GIVEN RECORDS
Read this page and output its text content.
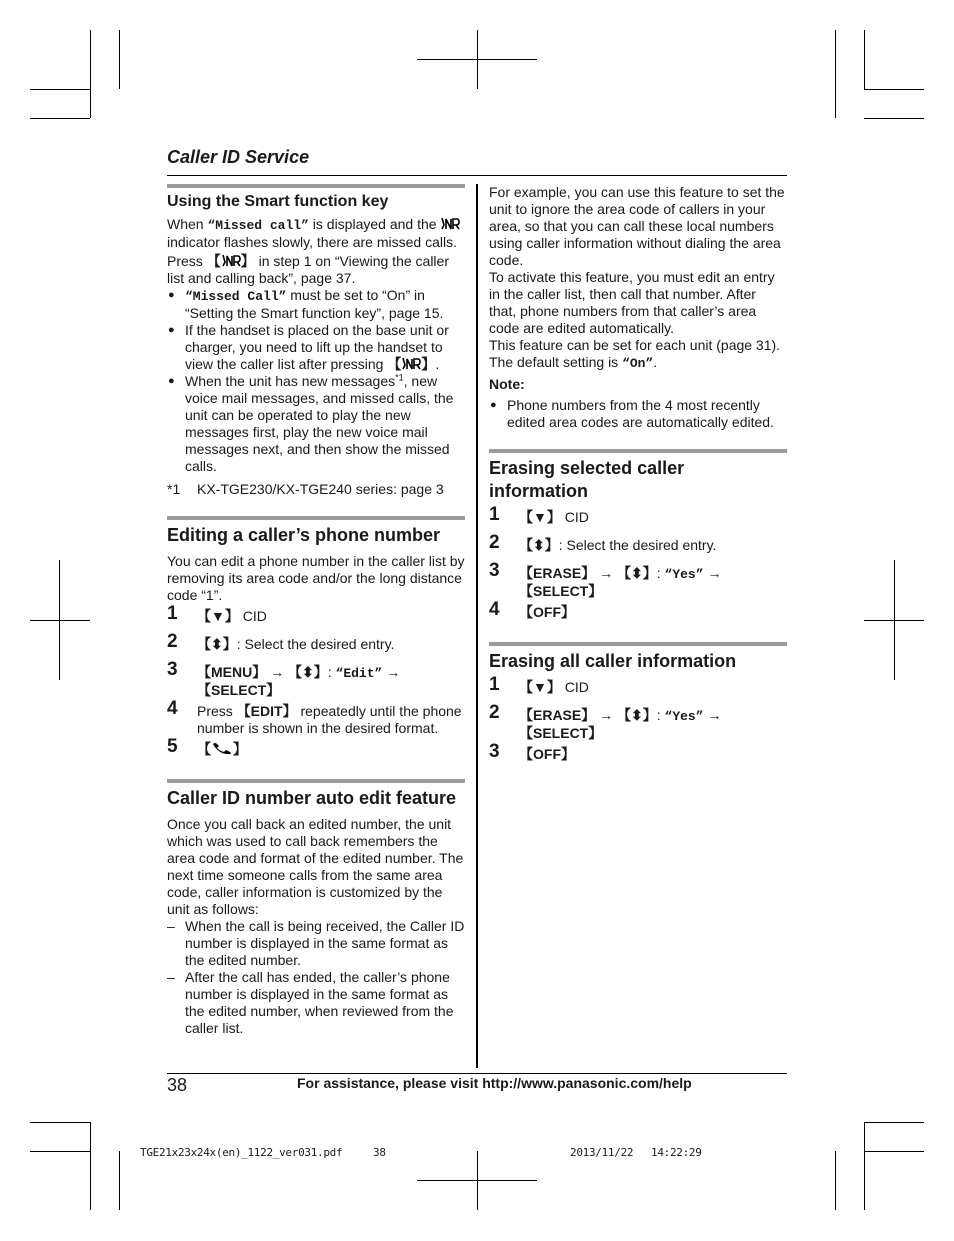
Caller ID Service
Using the Smart function key

When “Missed call” is displayed and the  indicator flashes slowly, there are missed calls.

Press 【 】 in step 1 on “Viewing the caller list and calling back”, page 37.

● “Missed Call” must be set to “On” in “Setting the Smart function key”, page 15.
● If the handset is placed on the base unit or charger, you need to lift up the handset to view the caller list after pressing 【 】.
● When the unit has new messages$^{*1}$, new voice mail messages, and missed calls, the unit can be operated to play the new messages first, play the new voice mail messages next, and then show the missed calls.
*1	KX-TGE230/KX-TGE240 series: page 3
Editing a caller’s phone number

You can edit a phone number in the caller list by removing its area code and/or the long distance code “1”.

1 【▼】 CID
2 【⬍】: Select the desired entry.
3 【MENU】 → 【⬍】: “Edit” → 【SELECT】
4 Press 【EDIT】 repeatedly until the phone number is shown in the desired format.
5 【 】
Caller ID number auto edit feature

Once you call back an edited number, the unit which was used to call back remembers the area code and format of the edited number. The next time someone calls from the same area code, caller information is customized by the unit as follows:

– When the call is being received, the Caller ID number is displayed in the same format as the edited number.
– After the call has ended, the caller’s phone number is displayed in the same format as the edited number, when reviewed from the caller list.

For example, you can use this feature to set the unit to ignore the area code of callers in your area, so that you can call these local numbers using caller information without dialing the area code.

To activate this feature, you must edit an entry in the caller list, then call that number. After that, phone numbers from that caller’s area code are edited automatically.

This feature can be set for each unit (page 31). The default setting is “On”.

Note:

● Phone numbers from the 4 most recently edited area codes are automatically edited.
Erasing selected caller information
1 【▼】 CID
2 【⬍】: Select the desired entry.
3 【ERASE】 → 【⬍】: “Yes” → 【SELECT】
4 【OFF】
Erasing all caller information
1 【▼】 CID
2 【ERASE】 → 【⬍】: “Yes” → 【SELECT】
3 【OFF】
38	For assistance, please visit http://www.panasonic.com/help
TGE21x23x24x(en)_1122_ver031.pdf	38	2013/11/22 14:22:29
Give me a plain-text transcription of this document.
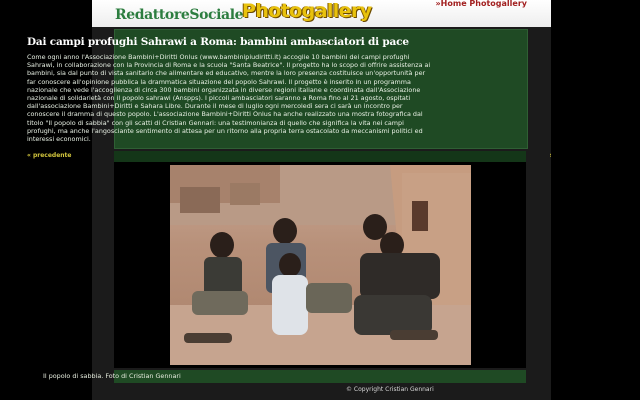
RedattoreSociale
Photogallery	»Home Photogallery
Dai campi profughi Sahrawi a Roma: bambini ambasciatori di pace

Come ogni anno l'Associazione Bambini+Diritti Onlus (www.bambinipiudiritti.it) accoglie 10 bambini dei campi profughi Sahrawi, in collaborazione con la Provincia di Roma e la scuola "Santa Beatrice". Il progetto ha lo scopo di offrire assistenza ai bambini, sia dal punto di vista sanitario che alimentare ed educativo, mentre la loro presenza costituisce un'opportunità per far conoscere all'opinione pubblica la drammatica situazione del popolo Sahrawi. Il progetto è inserito in un programma nazionale che vede l'accoglienza di circa 300 bambini organizzata in diverse regioni italiane e coordinata dall'Associazione nazionale di solidarietà con il popolo sahrawi (Anspps). I piccoli ambasciatori saranno a Roma fino al 21 agosto, ospitati dall'associazione Bambini+Diritti e Sahara Libre. Durante il mese di luglio ogni mercoledì sera ci sarà un incontro per conoscere il dramma di questo popolo. L'associazione Bambini+Diritti Onlus ha anche realizzato una mostra fotografica dal titolo "Il popolo di sabbia" con gli scatti di Cristian Gennari: una testimonianza di quello che significa la vita nei campi profughi, ma anche l'angosciante sentimento di attesa per un ritorno alla propria terra ostacolato da meccanismi politici ed interessi economici.

« precedente
Il popolo di sabbia. Foto di Cristian Gennari
© Copyright Cristian Gennari
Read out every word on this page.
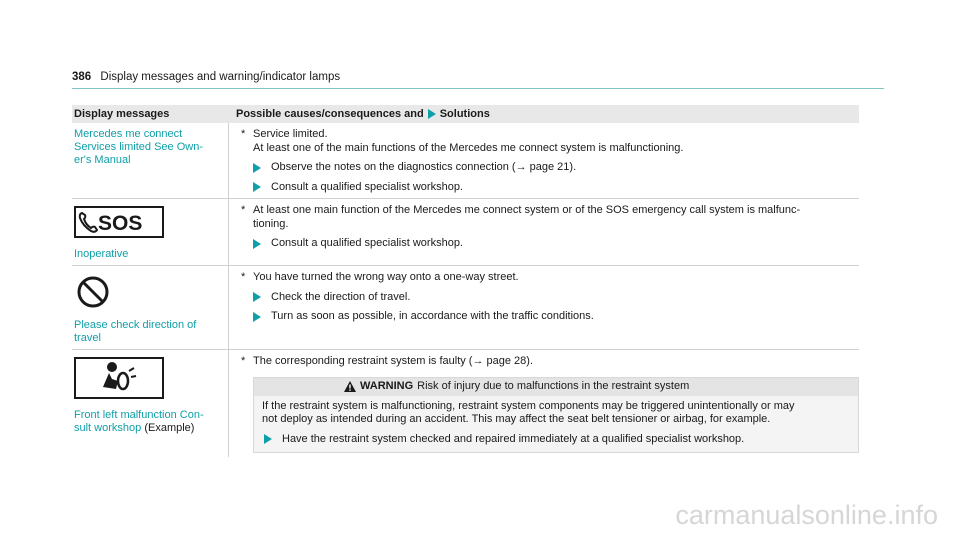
386 Display messages and warning/indicator lamps
Display messages	Possible causes/consequences and Solutions
Mercedes me connect
Services limited See Own-
er's Manual
* Service limited.
At least one of the main functions of the Mercedes me connect system is malfunctioning.
Observe the notes on the diagnostics connection (→ page 21).
Consult a qualified specialist workshop.
SOS
Inoperative
* At least one main function of the Mercedes me connect system or of the SOS emergency call system is malfunc-
tioning.
Consult a qualified specialist workshop.
Please check direction of
travel
* You have turned the wrong way onto a one-way street.
Check the direction of travel.
Turn as soon as possible, in accordance with the traffic conditions.
Front left malfunction Con-
sult workshop (Example)
* The corresponding restraint system is faulty (→ page 28).
WARNING Risk of injury due to malfunctions in the restraint system
If the restraint system is malfunctioning, restraint system components may be triggered unintentionally or may
not deploy as intended during an accident. This may affect the seat belt tensioner or airbag, for example.
Have the restraint system checked and repaired immediately at a qualified specialist workshop.
carmanualsonline.info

WHAT YOU HAVE TO DO
Retype the whole listing exactly and leave the pictures out.

ANSWER TO THE EXERCISE
Read this page and output its text content.
Caller ID Service
Using the Smart function key

When “Missed call” is displayed and the  indicator flashes slowly, there are missed calls.

Press 【 】 in step 1 on “Viewing the caller list and calling back”, page 37.

● “Missed Call” must be set to “On” in “Setting the Smart function key”, page 15.
● If the handset is placed on the base unit or charger, you need to lift up the handset to view the caller list after pressing 【 】.
● When the unit has new messages$^{*1}$, new voice mail messages, and missed calls, the unit can be operated to play the new messages first, play the new voice mail messages next, and then show the missed calls.
*1	KX-TGE230/KX-TGE240 series: page 3
Editing a caller’s phone number

You can edit a phone number in the caller list by removing its area code and/or the long distance code “1”.

1 【▼】 CID
2 【⬍】: Select the desired entry.
3 【MENU】 → 【⬍】: “Edit” → 【SELECT】
4 Press 【EDIT】 repeatedly until the phone number is shown in the desired format.
5 【 】
Caller ID number auto edit feature

Once you call back an edited number, the unit which was used to call back remembers the area code and format of the edited number. The next time someone calls from the same area code, caller information is customized by the unit as follows:

– When the call is being received, the Caller ID number is displayed in the same format as the edited number.
– After the call has ended, the caller’s phone number is displayed in the same format as the edited number, when reviewed from the caller list.

For example, you can use this feature to set the unit to ignore the area code of callers in your area, so that you can call these local numbers using caller information without dialing the area code.

To activate this feature, you must edit an entry in the caller list, then call that number. After that, phone numbers from that caller’s area code are edited automatically.

This feature can be set for each unit (page 31). The default setting is “On”.

Note:

● Phone numbers from the 4 most recently edited area codes are automatically edited.
Erasing selected caller information
1 【▼】 CID
2 【⬍】: Select the desired entry.
3 【ERASE】 → 【⬍】: “Yes” → 【SELECT】
4 【OFF】
Erasing all caller information
1 【▼】 CID
2 【ERASE】 → 【⬍】: “Yes” → 【SELECT】
3 【OFF】
38	For assistance, please visit http://www.panasonic.com/help
TGE21x23x24x(en)_1122_ver031.pdf	38	2013/11/22 14:22:29
Give me a plain-text transcription of this document.
RedattoreSociale
Photogallery	»Home Photogallery
Dai campi profughi Sahrawi a Roma: bambini ambasciatori di pace

Come ogni anno l'Associazione Bambini+Diritti Onlus (www.bambinipiudiritti.it) accoglie 10 bambini dei campi profughi Sahrawi, in collaborazione con la Provincia di Roma e la scuola "Santa Beatrice". Il progetto ha lo scopo di offrire assistenza ai bambini, sia dal punto di vista sanitario che alimentare ed educativo, mentre la loro presenza costituisce un'opportunità per far conoscere all'opinione pubblica la drammatica situazione del popolo Sahrawi. Il progetto è inserito in un programma nazionale che vede l'accoglienza di circa 300 bambini organizzata in diverse regioni italiane e coordinata dall'Associazione nazionale di solidarietà con il popolo sahrawi (Anspps). I piccoli ambasciatori saranno a Roma fino al 21 agosto, ospitati dall'associazione Bambini+Diritti e Sahara Libre. Durante il mese di luglio ogni mercoledì sera ci sarà un incontro per conoscere il dramma di questo popolo. L'associazione Bambini+Diritti Onlus ha anche realizzato una mostra fotografica dal titolo "Il popolo di sabbia" con gli scatti di Cristian Gennari: una testimonianza di quello che significa la vita nei campi profughi, ma anche l'angosciante sentimento di attesa per un ritorno alla propria terra ostacolato da meccanismi politici ed interessi economici.

« precedente
Il popolo di sabbia. Foto di Cristian Gennari
© Copyright Cristian Gennari
Read out every word on this page.
386 Display messages and warning/indicator lamps
Display messages	Possible causes/consequences and Solutions
Mercedes me connect
Services limited See Own-
er's Manual
* Service limited.
At least one of the main functions of the Mercedes me connect system is malfunctioning.
Observe the notes on the diagnostics connection (→ page 21).
Consult a qualified specialist workshop.
SOS
Inoperative
* At least one main function of the Mercedes me connect system or of the SOS emergency call system is malfunc-
tioning.
Consult a qualified specialist workshop.
Please check direction of
travel
* You have turned the wrong way onto a one-way street.
Check the direction of travel.
Turn as soon as possible, in accordance with the traffic conditions.
Front left malfunction Con-
sult workshop (Example)
* The corresponding restraint system is faulty (→ page 28).
WARNING Risk of injury due to malfunctions in the restraint system
If the restraint system is malfunctioning, restraint system components may be triggered unintentionally or may
not deploy as intended during an accident. This may affect the seat belt tensioner or airbag, for example.
Have the restraint system checked and repaired immediately at a qualified specialist workshop.
carmanualsonline.info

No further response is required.